═══ DATASET RECORDS

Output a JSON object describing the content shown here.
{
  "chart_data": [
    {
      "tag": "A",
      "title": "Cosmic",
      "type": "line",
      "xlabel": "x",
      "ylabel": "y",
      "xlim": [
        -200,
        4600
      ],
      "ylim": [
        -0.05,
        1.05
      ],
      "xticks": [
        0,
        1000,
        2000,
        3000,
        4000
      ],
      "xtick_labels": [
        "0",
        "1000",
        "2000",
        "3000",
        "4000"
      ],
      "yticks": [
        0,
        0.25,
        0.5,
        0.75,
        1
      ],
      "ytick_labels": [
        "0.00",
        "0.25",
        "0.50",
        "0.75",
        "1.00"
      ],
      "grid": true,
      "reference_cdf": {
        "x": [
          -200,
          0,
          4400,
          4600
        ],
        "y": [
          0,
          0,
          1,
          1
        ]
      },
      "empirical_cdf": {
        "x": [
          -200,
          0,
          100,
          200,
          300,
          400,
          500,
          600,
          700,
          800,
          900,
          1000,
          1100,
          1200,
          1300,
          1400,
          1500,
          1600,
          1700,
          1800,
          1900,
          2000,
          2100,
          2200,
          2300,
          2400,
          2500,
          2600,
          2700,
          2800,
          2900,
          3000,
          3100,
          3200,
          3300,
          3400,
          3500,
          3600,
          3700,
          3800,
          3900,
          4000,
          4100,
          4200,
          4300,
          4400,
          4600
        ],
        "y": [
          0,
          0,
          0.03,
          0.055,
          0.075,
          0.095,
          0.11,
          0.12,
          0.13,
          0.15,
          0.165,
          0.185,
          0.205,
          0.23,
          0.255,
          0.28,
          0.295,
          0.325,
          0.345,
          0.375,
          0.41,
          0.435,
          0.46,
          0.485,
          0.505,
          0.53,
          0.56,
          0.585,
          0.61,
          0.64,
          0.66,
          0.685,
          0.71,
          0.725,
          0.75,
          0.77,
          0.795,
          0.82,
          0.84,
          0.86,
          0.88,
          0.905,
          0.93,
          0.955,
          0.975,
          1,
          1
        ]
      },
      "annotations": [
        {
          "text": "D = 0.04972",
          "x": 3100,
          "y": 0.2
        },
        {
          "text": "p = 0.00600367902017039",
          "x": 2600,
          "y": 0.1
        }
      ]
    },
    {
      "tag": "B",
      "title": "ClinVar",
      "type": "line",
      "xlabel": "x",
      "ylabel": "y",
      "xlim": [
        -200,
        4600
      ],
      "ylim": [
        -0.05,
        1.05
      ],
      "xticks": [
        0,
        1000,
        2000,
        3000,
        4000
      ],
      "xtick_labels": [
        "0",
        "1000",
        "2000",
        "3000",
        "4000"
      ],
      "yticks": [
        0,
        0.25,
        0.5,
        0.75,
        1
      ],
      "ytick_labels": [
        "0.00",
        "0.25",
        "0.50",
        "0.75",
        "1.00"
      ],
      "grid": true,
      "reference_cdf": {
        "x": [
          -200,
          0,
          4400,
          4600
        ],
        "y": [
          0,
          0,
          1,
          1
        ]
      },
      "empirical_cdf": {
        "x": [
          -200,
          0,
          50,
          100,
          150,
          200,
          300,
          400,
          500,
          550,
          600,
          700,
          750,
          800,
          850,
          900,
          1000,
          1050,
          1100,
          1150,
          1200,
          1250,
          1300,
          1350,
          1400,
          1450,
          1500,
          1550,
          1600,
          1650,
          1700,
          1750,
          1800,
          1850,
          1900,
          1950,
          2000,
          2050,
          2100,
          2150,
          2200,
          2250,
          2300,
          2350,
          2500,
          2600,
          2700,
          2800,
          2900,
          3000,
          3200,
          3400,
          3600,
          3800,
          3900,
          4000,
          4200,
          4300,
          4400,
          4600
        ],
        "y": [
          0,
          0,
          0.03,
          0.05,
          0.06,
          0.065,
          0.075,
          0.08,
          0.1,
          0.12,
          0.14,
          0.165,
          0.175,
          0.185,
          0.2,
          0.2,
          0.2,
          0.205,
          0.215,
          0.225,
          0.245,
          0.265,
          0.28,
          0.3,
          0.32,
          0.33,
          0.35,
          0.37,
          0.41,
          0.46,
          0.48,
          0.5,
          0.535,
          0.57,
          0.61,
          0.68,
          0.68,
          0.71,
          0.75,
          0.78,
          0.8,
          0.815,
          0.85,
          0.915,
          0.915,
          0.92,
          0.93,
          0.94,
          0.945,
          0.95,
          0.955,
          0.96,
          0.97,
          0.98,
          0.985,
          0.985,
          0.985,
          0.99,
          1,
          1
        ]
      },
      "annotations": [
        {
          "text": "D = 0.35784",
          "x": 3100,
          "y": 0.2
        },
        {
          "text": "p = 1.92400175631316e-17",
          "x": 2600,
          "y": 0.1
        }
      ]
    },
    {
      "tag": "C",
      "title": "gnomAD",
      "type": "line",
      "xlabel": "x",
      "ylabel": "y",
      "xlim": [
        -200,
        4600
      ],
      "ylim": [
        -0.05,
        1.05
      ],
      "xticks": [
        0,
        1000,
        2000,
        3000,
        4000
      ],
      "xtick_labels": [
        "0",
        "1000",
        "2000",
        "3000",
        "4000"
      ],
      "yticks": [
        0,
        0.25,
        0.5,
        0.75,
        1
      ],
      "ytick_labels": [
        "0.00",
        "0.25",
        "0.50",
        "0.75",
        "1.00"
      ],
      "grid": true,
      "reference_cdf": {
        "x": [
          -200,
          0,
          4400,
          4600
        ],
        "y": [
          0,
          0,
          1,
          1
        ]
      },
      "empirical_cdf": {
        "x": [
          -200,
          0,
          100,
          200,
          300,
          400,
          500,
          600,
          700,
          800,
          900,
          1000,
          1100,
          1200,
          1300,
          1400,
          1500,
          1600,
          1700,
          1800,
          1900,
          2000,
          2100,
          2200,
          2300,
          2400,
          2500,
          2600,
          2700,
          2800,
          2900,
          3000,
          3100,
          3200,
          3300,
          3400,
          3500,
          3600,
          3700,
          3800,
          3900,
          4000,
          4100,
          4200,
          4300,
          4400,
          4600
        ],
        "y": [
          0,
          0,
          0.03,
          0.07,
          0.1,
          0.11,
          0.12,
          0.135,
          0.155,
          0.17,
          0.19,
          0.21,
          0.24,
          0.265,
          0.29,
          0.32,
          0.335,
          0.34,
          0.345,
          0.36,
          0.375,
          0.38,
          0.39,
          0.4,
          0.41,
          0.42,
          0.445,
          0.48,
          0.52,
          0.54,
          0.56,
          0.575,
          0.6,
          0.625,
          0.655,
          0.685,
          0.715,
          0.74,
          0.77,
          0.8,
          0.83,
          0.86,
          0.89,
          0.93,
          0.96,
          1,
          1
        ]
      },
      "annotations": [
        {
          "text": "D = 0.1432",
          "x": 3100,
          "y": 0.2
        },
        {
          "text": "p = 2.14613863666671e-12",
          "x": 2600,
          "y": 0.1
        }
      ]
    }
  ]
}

══════

JOB: Repeat the entries exactly, all of them.

OUTPUT FOR THIS EXERCISE:
Output a JSON object describing the content shown here.
{
  "chart_data": [
    {
      "tag": "A",
      "title": "Cosmic",
      "type": "line",
      "xlabel": "x",
      "ylabel": "y",
      "xlim": [
        -200,
        4600
      ],
      "ylim": [
        -0.05,
        1.05
      ],
      "xticks": [
        0,
        1000,
        2000,
        3000,
        4000
      ],
      "xtick_labels": [
        "0",
        "1000",
        "2000",
        "3000",
        "4000"
      ],
      "yticks": [
        0,
        0.25,
        0.5,
        0.75,
        1
      ],
      "ytick_labels": [
        "0.00",
        "0.25",
        "0.50",
        "0.75",
        "1.00"
      ],
      "grid": true,
      "reference_cdf": {
        "x": [
          -200,
          0,
          4400,
          4600
        ],
        "y": [
          0,
          0,
          1,
          1
        ]
      },
      "empirical_cdf": {
        "x": [
          -200,
          0,
          100,
          200,
          300,
          400,
          500,
          600,
          700,
          800,
          900,
          1000,
          1100,
          1200,
          1300,
          1400,
          1500,
          1600,
          1700,
          1800,
          1900,
          2000,
          2100,
          2200,
          2300,
          2400,
          2500,
          2600,
          2700,
          2800,
          2900,
          3000,
          3100,
          3200,
          3300,
          3400,
          3500,
          3600,
          3700,
          3800,
          3900,
          4000,
          4100,
          4200,
          4300,
          4400,
          4600
        ],
        "y": [
          0,
          0,
          0.03,
          0.055,
          0.075,
          0.095,
          0.11,
          0.12,
          0.13,
          0.15,
          0.165,
          0.185,
          0.205,
          0.23,
          0.255,
          0.28,
          0.295,
          0.325,
          0.345,
          0.375,
          0.41,
          0.435,
          0.46,
          0.485,
          0.505,
          0.53,
          0.56,
          0.585,
          0.61,
          0.64,
          0.66,
          0.685,
          0.71,
          0.725,
          0.75,
          0.77,
          0.795,
          0.82,
          0.84,
          0.86,
          0.88,
          0.905,
          0.93,
          0.955,
          0.975,
          1,
          1
        ]
      },
      "annotations": [
        {
          "text": "D = 0.04972",
          "x": 3100,
          "y": 0.2
        },
        {
          "text": "p = 0.00600367902017039",
          "x": 2600,
          "y": 0.1
        }
      ]
    },
    {
      "tag": "B",
      "title": "ClinVar",
      "type": "line",
      "xlabel": "x",
      "ylabel": "y",
      "xlim": [
        -200,
        4600
      ],
      "ylim": [
        -0.05,
        1.05
      ],
      "xticks": [
        0,
        1000,
        2000,
        3000,
        4000
      ],
      "xtick_labels": [
        "0",
        "1000",
        "2000",
        "3000",
        "4000"
      ],
      "yticks": [
        0,
        0.25,
        0.5,
        0.75,
        1
      ],
      "ytick_labels": [
        "0.00",
        "0.25",
        "0.50",
        "0.75",
        "1.00"
      ],
      "grid": true,
      "reference_cdf": {
        "x": [
          -200,
          0,
          4400,
          4600
        ],
        "y": [
          0,
          0,
          1,
          1
        ]
      },
      "empirical_cdf": {
        "x": [
          -200,
          0,
          50,
          100,
          150,
          200,
          300,
          400,
          500,
          550,
          600,
          700,
          750,
          800,
          850,
          900,
          1000,
          1050,
          1100,
          1150,
          1200,
          1250,
          1300,
          1350,
          1400,
          1450,
          1500,
          1550,
          1600,
          1650,
          1700,
          1750,
          1800,
          1850,
          1900,
          1950,
          2000,
          2050,
          2100,
          2150,
          2200,
          2250,
          2300,
          2350,
          2500,
          2600,
          2700,
          2800,
          2900,
          3000,
          3200,
          3400,
          3600,
          3800,
          3900,
          4000,
          4200,
          4300,
          4400,
          4600
        ],
        "y": [
          0,
          0,
          0.03,
          0.05,
          0.06,
          0.065,
          0.075,
          0.08,
          0.1,
          0.12,
          0.14,
          0.165,
          0.175,
          0.185,
          0.2,
          0.2,
          0.2,
          0.205,
          0.215,
          0.225,
          0.245,
          0.265,
          0.28,
          0.3,
          0.32,
          0.33,
          0.35,
          0.37,
          0.41,
          0.46,
          0.48,
          0.5,
          0.535,
          0.57,
          0.61,
          0.68,
          0.68,
          0.71,
          0.75,
          0.78,
          0.8,
          0.815,
          0.85,
          0.915,
          0.915,
          0.92,
          0.93,
          0.94,
          0.945,
          0.95,
          0.955,
          0.96,
          0.97,
          0.98,
          0.985,
          0.985,
          0.985,
          0.99,
          1,
          1
        ]
      },
      "annotations": [
        {
          "text": "D = 0.35784",
          "x": 3100,
          "y": 0.2
        },
        {
          "text": "p = 1.92400175631316e-17",
          "x": 2600,
          "y": 0.1
        }
      ]
    },
    {
      "tag": "C",
      "title": "gnomAD",
      "type": "line",
      "xlabel": "x",
      "ylabel": "y",
      "xlim": [
        -200,
        4600
      ],
      "ylim": [
        -0.05,
        1.05
      ],
      "xticks": [
        0,
        1000,
        2000,
        3000,
        4000
      ],
      "xtick_labels": [
        "0",
        "1000",
        "2000",
        "3000",
        "4000"
      ],
      "yticks": [
        0,
        0.25,
        0.5,
        0.75,
        1
      ],
      "ytick_labels": [
        "0.00",
        "0.25",
        "0.50",
        "0.75",
        "1.00"
      ],
      "grid": true,
      "reference_cdf": {
        "x": [
          -200,
          0,
          4400,
          4600
        ],
        "y": [
          0,
          0,
          1,
          1
        ]
      },
      "empirical_cdf": {
        "x": [
          -200,
          0,
          100,
          200,
          300,
          400,
          500,
          600,
          700,
          800,
          900,
          1000,
          1100,
          1200,
          1300,
          1400,
          1500,
          1600,
          1700,
          1800,
          1900,
          2000,
          2100,
          2200,
          2300,
          2400,
          2500,
          2600,
          2700,
          2800,
          2900,
          3000,
          3100,
          3200,
          3300,
          3400,
          3500,
          3600,
          3700,
          3800,
          3900,
          4000,
          4100,
          4200,
          4300,
          4400,
          4600
        ],
        "y": [
          0,
          0,
          0.03,
          0.07,
          0.1,
          0.11,
          0.12,
          0.135,
          0.155,
          0.17,
          0.19,
          0.21,
          0.24,
          0.265,
          0.29,
          0.32,
          0.335,
          0.34,
          0.345,
          0.36,
          0.375,
          0.38,
          0.39,
          0.4,
          0.41,
          0.42,
          0.445,
          0.48,
          0.52,
          0.54,
          0.56,
          0.575,
          0.6,
          0.625,
          0.655,
          0.685,
          0.715,
          0.74,
          0.77,
          0.8,
          0.83,
          0.86,
          0.89,
          0.93,
          0.96,
          1,
          1
        ]
      },
      "annotations": [
        {
          "text": "D = 0.1432",
          "x": 3100,
          "y": 0.2
        },
        {
          "text": "p = 2.14613863666671e-12",
          "x": 2600,
          "y": 0.1
        }
      ]
    }
  ]
}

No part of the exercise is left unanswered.